• **Your goal**:
Every line of the material is to be quoted verbatim, minus the pictures.

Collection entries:
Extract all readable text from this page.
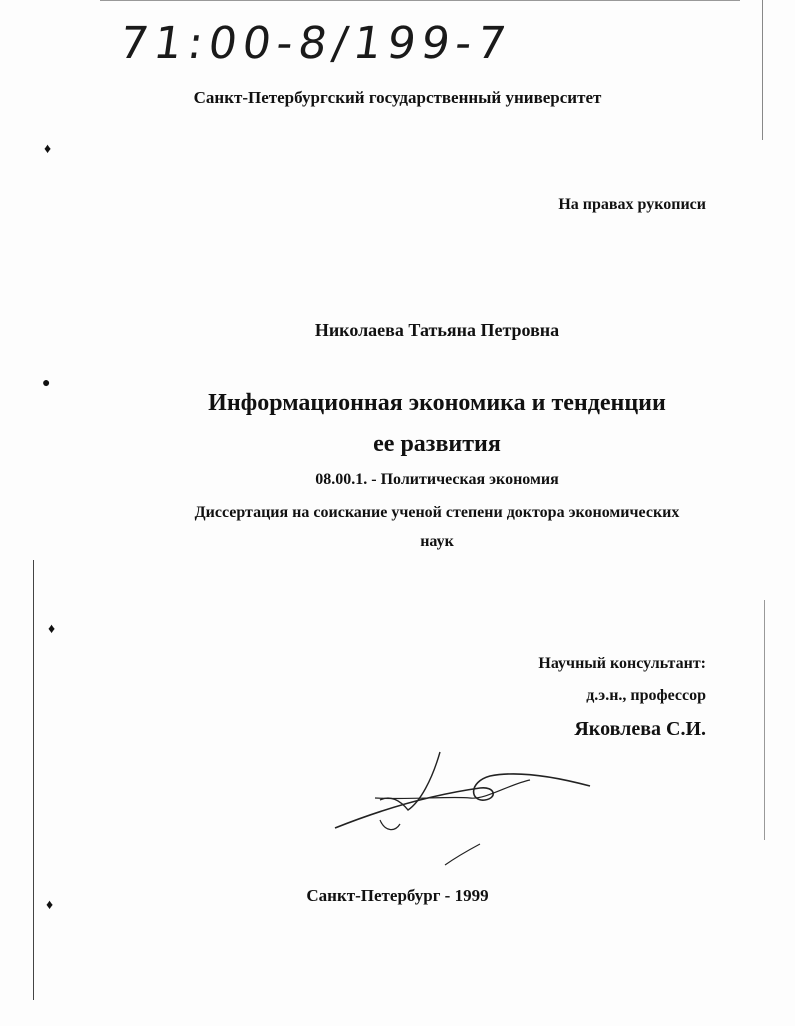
71:00-8/199-7
Санкт-Петербургский государственный университет
На правах рукописи
Николаева Татьяна Петровна
Информационная экономика и тенденции
ее развития
08.00.1. - Политическая экономия
Диссертация на соискание ученой степени доктора экономических
наук
Научный консультант:
д.э.н., профессор
Яковлева С.И.
Санкт-Петербург - 1999
♦
●
♦
♦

• **Result of this exercise**:
Extract all readable text from this page.
71:00-8/199-7
Санкт-Петербургский государственный университет
На правах рукописи
Николаева Татьяна Петровна
Информационная экономика и тенденции
ее развития
08.00.1. - Политическая экономия
Диссертация на соискание ученой степени доктора экономических
наук
Научный консультант:
д.э.н., профессор
Яковлева С.И.
Санкт-Петербург - 1999
♦
●
♦
♦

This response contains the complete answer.